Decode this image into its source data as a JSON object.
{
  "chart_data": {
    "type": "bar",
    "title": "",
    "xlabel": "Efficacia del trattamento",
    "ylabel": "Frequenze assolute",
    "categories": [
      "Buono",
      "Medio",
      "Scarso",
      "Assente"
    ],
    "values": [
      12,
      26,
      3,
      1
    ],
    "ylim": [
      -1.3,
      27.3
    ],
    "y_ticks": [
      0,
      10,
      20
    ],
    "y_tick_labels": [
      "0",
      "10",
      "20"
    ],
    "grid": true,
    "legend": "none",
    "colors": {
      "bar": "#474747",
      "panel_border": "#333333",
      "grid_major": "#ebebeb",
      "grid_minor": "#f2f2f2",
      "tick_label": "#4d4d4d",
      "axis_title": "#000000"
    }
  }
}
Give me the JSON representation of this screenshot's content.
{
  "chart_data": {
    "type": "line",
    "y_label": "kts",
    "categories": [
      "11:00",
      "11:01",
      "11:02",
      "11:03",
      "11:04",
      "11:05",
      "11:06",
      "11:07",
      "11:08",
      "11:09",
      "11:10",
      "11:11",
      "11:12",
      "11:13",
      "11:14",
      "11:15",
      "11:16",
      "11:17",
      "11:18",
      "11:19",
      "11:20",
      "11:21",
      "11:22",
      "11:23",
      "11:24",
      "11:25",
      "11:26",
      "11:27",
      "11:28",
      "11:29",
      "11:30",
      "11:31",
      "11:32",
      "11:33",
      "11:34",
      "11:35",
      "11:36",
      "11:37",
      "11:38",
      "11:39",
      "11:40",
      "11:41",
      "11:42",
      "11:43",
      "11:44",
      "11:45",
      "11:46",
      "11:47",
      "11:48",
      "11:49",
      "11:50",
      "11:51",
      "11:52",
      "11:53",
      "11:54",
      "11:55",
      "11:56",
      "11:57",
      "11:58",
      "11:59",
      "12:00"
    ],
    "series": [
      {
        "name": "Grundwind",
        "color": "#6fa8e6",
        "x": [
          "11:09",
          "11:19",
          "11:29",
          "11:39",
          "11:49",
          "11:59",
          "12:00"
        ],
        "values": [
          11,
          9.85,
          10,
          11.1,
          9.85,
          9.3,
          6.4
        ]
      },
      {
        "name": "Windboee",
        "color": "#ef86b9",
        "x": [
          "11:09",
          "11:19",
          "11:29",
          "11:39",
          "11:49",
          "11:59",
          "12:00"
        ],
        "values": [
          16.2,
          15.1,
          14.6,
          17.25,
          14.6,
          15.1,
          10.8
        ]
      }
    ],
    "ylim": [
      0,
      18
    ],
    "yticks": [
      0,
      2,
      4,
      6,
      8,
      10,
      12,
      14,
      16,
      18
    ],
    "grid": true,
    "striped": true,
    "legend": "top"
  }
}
-.-.-
Written problem ▸ Scan the records for the string "this". Copy each line in which it appears.

Result ▸
Decode this image into its source data as a JSON object.
Give me the JSON representation of this screenshot's content.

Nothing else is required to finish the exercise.